Given exercise
Below is a listing; write it out exactly and drop any images from it.

%%

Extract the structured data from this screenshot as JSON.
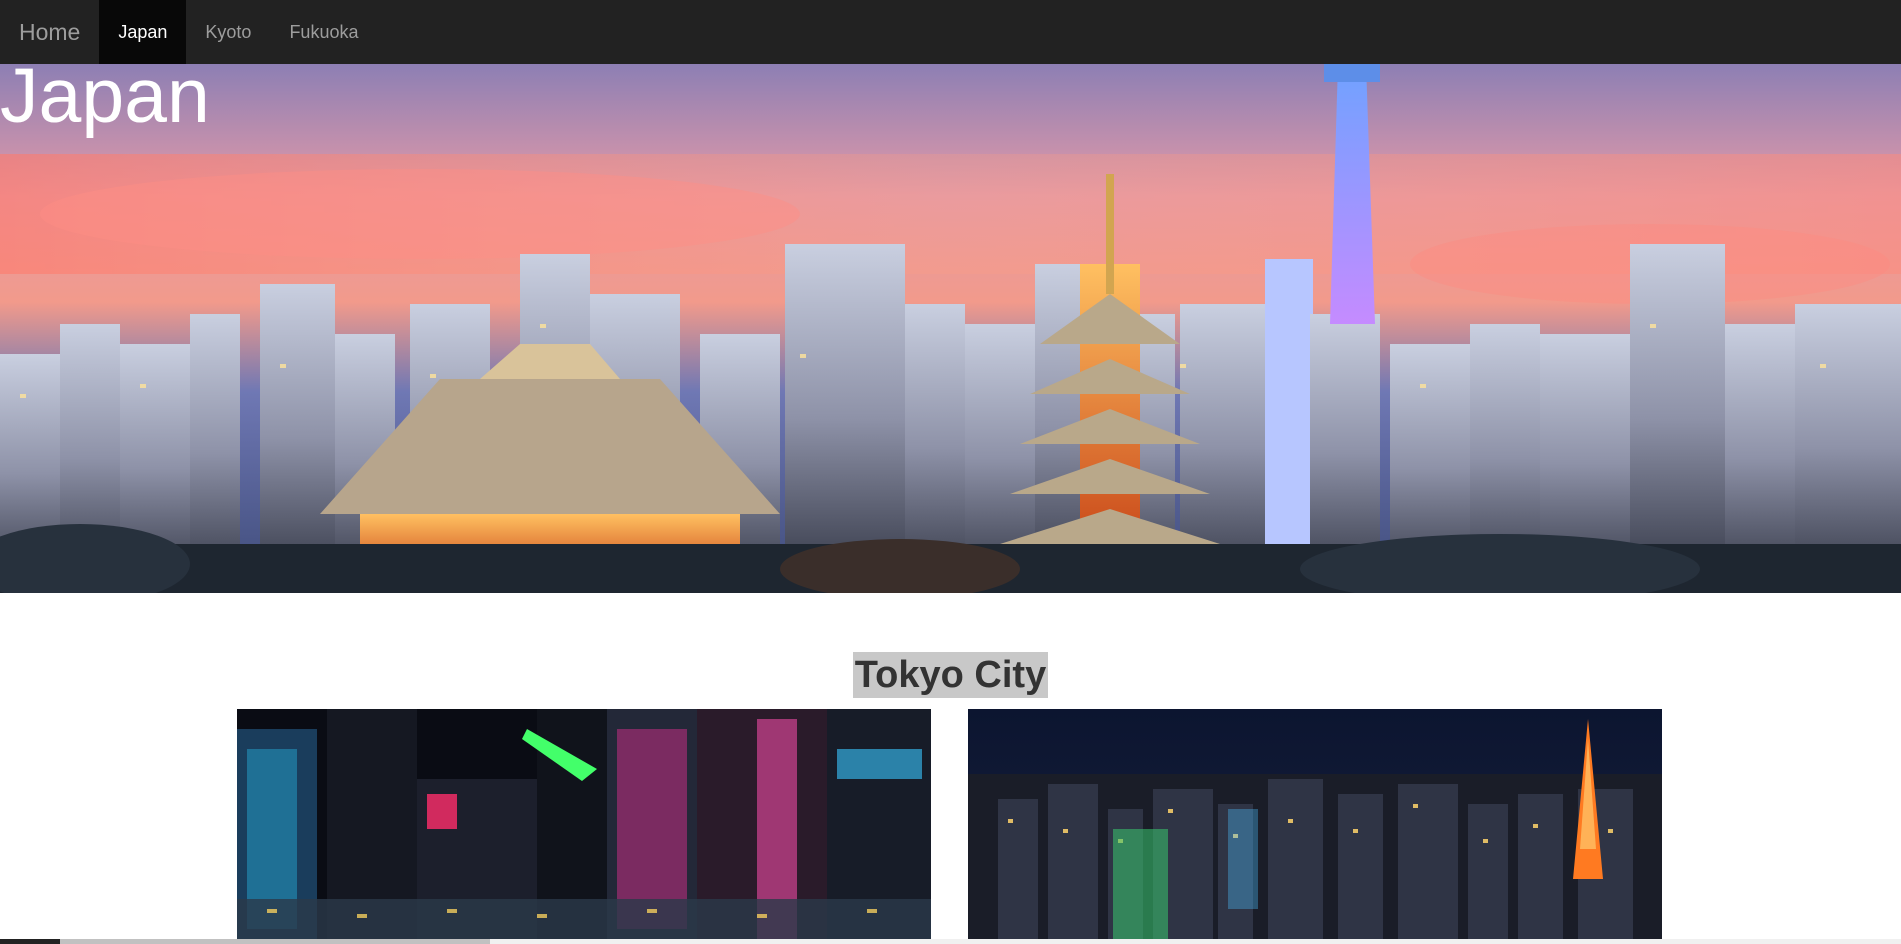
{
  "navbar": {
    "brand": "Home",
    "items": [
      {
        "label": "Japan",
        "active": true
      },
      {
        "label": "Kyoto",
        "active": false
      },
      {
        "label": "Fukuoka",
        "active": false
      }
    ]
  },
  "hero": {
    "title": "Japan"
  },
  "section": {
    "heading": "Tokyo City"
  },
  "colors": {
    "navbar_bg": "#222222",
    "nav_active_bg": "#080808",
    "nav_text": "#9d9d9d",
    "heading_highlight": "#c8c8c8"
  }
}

%%

Correct response
Extract the structured data from this screenshot as JSON.
{
  "navbar": {
    "brand": "Home",
    "items": [
      {
        "label": "Japan",
        "active": true
      },
      {
        "label": "Kyoto",
        "active": false
      },
      {
        "label": "Fukuoka",
        "active": false
      }
    ]
  },
  "hero": {
    "title": "Japan"
  },
  "section": {
    "heading": "Tokyo City"
  },
  "colors": {
    "navbar_bg": "#222222",
    "nav_active_bg": "#080808",
    "nav_text": "#9d9d9d",
    "heading_highlight": "#c8c8c8"
  }
}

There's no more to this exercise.